Exercise instructions – Could you print all of the material below back verbatim, every line in the same order and unchanged?

Material for this task –
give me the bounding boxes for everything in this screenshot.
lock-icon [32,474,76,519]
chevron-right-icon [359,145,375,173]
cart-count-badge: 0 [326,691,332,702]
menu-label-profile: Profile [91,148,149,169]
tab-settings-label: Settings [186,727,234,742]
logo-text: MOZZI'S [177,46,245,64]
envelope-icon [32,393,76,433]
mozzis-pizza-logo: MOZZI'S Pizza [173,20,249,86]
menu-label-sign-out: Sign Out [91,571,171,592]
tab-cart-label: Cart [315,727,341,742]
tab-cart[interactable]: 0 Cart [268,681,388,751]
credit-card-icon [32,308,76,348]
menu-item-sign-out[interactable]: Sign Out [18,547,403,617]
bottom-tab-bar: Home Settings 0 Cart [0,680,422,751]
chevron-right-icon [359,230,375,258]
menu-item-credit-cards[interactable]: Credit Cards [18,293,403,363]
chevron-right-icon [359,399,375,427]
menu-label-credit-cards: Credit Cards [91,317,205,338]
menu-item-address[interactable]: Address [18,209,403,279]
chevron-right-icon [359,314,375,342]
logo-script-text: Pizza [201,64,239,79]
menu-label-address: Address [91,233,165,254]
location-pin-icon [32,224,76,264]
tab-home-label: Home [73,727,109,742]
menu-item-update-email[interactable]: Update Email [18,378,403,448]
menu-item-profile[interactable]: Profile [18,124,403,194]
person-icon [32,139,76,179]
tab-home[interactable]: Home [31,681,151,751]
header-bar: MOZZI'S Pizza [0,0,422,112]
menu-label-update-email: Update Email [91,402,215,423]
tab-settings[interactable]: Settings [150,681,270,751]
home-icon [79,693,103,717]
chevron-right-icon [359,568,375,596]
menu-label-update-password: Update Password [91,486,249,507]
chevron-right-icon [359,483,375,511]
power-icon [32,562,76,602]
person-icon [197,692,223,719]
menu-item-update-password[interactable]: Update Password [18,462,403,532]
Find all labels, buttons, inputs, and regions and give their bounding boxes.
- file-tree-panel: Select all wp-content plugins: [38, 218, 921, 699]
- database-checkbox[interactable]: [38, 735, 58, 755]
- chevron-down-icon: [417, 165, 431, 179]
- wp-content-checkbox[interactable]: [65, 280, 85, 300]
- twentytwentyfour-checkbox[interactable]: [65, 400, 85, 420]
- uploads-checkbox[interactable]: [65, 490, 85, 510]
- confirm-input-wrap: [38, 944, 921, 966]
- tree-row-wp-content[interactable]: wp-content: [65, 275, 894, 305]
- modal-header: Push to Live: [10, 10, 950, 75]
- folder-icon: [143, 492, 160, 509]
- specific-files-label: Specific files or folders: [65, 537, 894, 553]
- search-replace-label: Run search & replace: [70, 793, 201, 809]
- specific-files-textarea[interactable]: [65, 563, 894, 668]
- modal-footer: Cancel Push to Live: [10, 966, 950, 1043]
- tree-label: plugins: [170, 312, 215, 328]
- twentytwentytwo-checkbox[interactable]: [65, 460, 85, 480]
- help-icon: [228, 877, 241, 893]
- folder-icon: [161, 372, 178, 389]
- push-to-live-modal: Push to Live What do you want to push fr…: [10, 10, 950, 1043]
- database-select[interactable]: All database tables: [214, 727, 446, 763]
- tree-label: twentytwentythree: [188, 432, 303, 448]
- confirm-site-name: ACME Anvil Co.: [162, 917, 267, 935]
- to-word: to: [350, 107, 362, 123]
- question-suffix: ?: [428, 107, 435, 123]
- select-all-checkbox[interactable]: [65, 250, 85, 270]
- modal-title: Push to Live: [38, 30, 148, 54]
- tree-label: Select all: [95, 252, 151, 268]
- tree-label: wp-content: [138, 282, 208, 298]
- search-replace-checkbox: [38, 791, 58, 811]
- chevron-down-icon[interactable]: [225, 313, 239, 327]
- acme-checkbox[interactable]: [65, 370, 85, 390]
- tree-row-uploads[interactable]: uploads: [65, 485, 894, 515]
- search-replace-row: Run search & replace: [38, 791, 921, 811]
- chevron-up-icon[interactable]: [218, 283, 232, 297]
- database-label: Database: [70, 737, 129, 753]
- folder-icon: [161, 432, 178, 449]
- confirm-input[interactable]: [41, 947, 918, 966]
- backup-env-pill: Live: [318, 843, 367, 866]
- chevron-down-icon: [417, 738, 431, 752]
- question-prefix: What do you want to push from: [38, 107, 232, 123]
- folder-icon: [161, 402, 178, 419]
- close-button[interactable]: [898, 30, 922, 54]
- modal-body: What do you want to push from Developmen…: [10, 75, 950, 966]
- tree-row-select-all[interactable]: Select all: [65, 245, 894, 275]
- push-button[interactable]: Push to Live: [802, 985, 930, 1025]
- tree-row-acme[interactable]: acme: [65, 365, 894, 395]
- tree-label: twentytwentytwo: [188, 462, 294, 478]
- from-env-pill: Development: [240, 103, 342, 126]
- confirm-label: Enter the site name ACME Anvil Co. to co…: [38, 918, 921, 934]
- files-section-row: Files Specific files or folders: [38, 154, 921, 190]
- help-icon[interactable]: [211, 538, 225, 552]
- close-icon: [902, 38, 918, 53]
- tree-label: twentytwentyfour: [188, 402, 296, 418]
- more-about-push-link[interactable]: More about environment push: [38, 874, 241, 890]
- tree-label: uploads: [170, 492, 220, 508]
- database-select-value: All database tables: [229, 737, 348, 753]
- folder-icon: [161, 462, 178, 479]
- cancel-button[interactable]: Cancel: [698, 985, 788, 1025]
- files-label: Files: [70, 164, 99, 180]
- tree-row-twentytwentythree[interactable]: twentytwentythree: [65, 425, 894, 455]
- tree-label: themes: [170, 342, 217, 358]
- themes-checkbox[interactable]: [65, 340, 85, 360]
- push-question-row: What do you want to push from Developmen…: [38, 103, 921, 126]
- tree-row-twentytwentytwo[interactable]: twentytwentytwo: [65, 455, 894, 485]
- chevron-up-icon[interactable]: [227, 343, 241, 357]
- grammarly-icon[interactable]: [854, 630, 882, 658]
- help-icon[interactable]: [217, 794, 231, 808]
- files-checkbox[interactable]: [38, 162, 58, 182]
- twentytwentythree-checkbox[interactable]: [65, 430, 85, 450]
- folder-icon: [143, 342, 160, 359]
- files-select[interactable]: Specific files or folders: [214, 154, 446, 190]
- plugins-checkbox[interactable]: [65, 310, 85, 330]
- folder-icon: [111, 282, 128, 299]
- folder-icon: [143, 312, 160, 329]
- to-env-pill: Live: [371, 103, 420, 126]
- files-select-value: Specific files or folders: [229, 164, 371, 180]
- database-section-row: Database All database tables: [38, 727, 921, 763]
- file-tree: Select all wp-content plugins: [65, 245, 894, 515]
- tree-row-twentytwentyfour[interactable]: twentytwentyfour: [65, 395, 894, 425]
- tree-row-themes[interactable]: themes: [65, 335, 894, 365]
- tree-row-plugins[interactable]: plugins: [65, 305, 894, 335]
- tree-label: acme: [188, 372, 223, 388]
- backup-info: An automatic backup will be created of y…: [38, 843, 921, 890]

The reply –
give me the bounding boxes for everything in this screenshot.
lock-icon [32,474,76,519]
chevron-right-icon [359,145,375,173]
cart-count-badge: 0 [326,691,332,702]
menu-label-profile: Profile [91,148,149,169]
tab-settings-label: Settings [186,727,234,742]
logo-text: MOZZI'S [177,46,245,64]
envelope-icon [32,393,76,433]
mozzis-pizza-logo: MOZZI'S Pizza [173,20,249,86]
menu-label-sign-out: Sign Out [91,571,171,592]
tab-cart-label: Cart [315,727,341,742]
tab-cart[interactable]: 0 Cart [268,681,388,751]
credit-card-icon [32,308,76,348]
menu-item-sign-out[interactable]: Sign Out [18,547,403,617]
bottom-tab-bar: Home Settings 0 Cart [0,680,422,751]
chevron-right-icon [359,230,375,258]
menu-item-credit-cards[interactable]: Credit Cards [18,293,403,363]
chevron-right-icon [359,399,375,427]
menu-label-credit-cards: Credit Cards [91,317,205,338]
menu-item-address[interactable]: Address [18,209,403,279]
chevron-right-icon [359,314,375,342]
logo-script-text: Pizza [201,64,239,79]
menu-label-address: Address [91,233,165,254]
location-pin-icon [32,224,76,264]
tab-home-label: Home [73,727,109,742]
menu-item-update-email[interactable]: Update Email [18,378,403,448]
menu-item-profile[interactable]: Profile [18,124,403,194]
person-icon [32,139,76,179]
tab-home[interactable]: Home [31,681,151,751]
header-bar: MOZZI'S Pizza [0,0,422,112]
menu-label-update-email: Update Email [91,402,215,423]
tab-settings[interactable]: Settings [150,681,270,751]
home-icon [79,693,103,717]
chevron-right-icon [359,568,375,596]
menu-label-update-password: Update Password [91,486,249,507]
chevron-right-icon [359,483,375,511]
power-icon [32,562,76,602]
person-icon [197,692,223,719]
menu-item-update-password[interactable]: Update Password [18,462,403,532]
Find all labels, buttons, inputs, and regions and give their bounding boxes.
- file-tree-panel: Select all wp-content plugins: [38, 218, 921, 699]
- database-checkbox[interactable]: [38, 735, 58, 755]
- chevron-down-icon: [417, 165, 431, 179]
- wp-content-checkbox[interactable]: [65, 280, 85, 300]
- twentytwentyfour-checkbox[interactable]: [65, 400, 85, 420]
- uploads-checkbox[interactable]: [65, 490, 85, 510]
- confirm-input-wrap: [38, 944, 921, 966]
- tree-row-wp-content[interactable]: wp-content: [65, 275, 894, 305]
- modal-header: Push to Live: [10, 10, 950, 75]
- folder-icon: [143, 492, 160, 509]
- specific-files-label: Specific files or folders: [65, 537, 894, 553]
- search-replace-label: Run search & replace: [70, 793, 201, 809]
- specific-files-textarea[interactable]: [65, 563, 894, 668]
- modal-footer: Cancel Push to Live: [10, 966, 950, 1043]
- tree-label: plugins: [170, 312, 215, 328]
- twentytwentytwo-checkbox[interactable]: [65, 460, 85, 480]
- help-icon: [228, 877, 241, 893]
- folder-icon: [161, 372, 178, 389]
- push-to-live-modal: Push to Live What do you want to push fr…: [10, 10, 950, 1043]
- database-select[interactable]: All database tables: [214, 727, 446, 763]
- tree-label: twentytwentythree: [188, 432, 303, 448]
- confirm-site-name: ACME Anvil Co.: [162, 917, 267, 935]
- to-word: to: [350, 107, 362, 123]
- question-suffix: ?: [428, 107, 435, 123]
- select-all-checkbox[interactable]: [65, 250, 85, 270]
- modal-title: Push to Live: [38, 30, 148, 54]
- tree-label: Select all: [95, 252, 151, 268]
- tree-label: wp-content: [138, 282, 208, 298]
- search-replace-checkbox: [38, 791, 58, 811]
- chevron-down-icon[interactable]: [225, 313, 239, 327]
- acme-checkbox[interactable]: [65, 370, 85, 390]
- tree-row-uploads[interactable]: uploads: [65, 485, 894, 515]
- search-replace-row: Run search & replace: [38, 791, 921, 811]
- chevron-up-icon[interactable]: [218, 283, 232, 297]
- database-label: Database: [70, 737, 129, 753]
- folder-icon: [161, 432, 178, 449]
- confirm-input[interactable]: [41, 947, 918, 966]
- backup-env-pill: Live: [318, 843, 367, 866]
- chevron-down-icon: [417, 738, 431, 752]
- question-prefix: What do you want to push from: [38, 107, 232, 123]
- folder-icon: [161, 402, 178, 419]
- close-button[interactable]: [898, 30, 922, 54]
- modal-body: What do you want to push from Developmen…: [10, 75, 950, 966]
- tree-row-select-all[interactable]: Select all: [65, 245, 894, 275]
- push-button[interactable]: Push to Live: [802, 985, 930, 1025]
- tree-row-acme[interactable]: acme: [65, 365, 894, 395]
- tree-label: twentytwentytwo: [188, 462, 294, 478]
- from-env-pill: Development: [240, 103, 342, 126]
- confirm-label: Enter the site name ACME Anvil Co. to co…: [38, 918, 921, 934]
- files-section-row: Files Specific files or folders: [38, 154, 921, 190]
- help-icon[interactable]: [211, 538, 225, 552]
- close-icon: [902, 38, 918, 53]
- tree-label: twentytwentyfour: [188, 402, 296, 418]
- more-about-push-link[interactable]: More about environment push: [38, 874, 241, 890]
- tree-label: uploads: [170, 492, 220, 508]
- database-select-value: All database tables: [229, 737, 348, 753]
- folder-icon: [161, 462, 178, 479]
- cancel-button[interactable]: Cancel: [698, 985, 788, 1025]
- files-label: Files: [70, 164, 99, 180]
- tree-row-twentytwentythree[interactable]: twentytwentythree: [65, 425, 894, 455]
- tree-label: themes: [170, 342, 217, 358]
- themes-checkbox[interactable]: [65, 340, 85, 360]
- push-question-row: What do you want to push from Developmen…: [38, 103, 921, 126]
- tree-row-twentytwentytwo[interactable]: twentytwentytwo: [65, 455, 894, 485]
- chevron-up-icon[interactable]: [227, 343, 241, 357]
- grammarly-icon[interactable]: [854, 630, 882, 658]
- help-icon[interactable]: [217, 794, 231, 808]
- files-checkbox[interactable]: [38, 162, 58, 182]
- twentytwentythree-checkbox[interactable]: [65, 430, 85, 450]
- folder-icon: [143, 342, 160, 359]
- files-select[interactable]: Specific files or folders: [214, 154, 446, 190]
- plugins-checkbox[interactable]: [65, 310, 85, 330]
- folder-icon: [111, 282, 128, 299]
- folder-icon: [143, 312, 160, 329]
- to-env-pill: Live: [371, 103, 420, 126]
- files-select-value: Specific files or folders: [229, 164, 371, 180]
- database-section-row: Database All database tables: [38, 727, 921, 763]
- file-tree: Select all wp-content plugins: [65, 245, 894, 515]
- tree-row-twentytwentyfour[interactable]: twentytwentyfour: [65, 395, 894, 425]
- tree-row-themes[interactable]: themes: [65, 335, 894, 365]
- tree-row-plugins[interactable]: plugins: [65, 305, 894, 335]
- tree-label: acme: [188, 372, 223, 388]
- backup-info: An automatic backup will be created of y…: [38, 843, 921, 890]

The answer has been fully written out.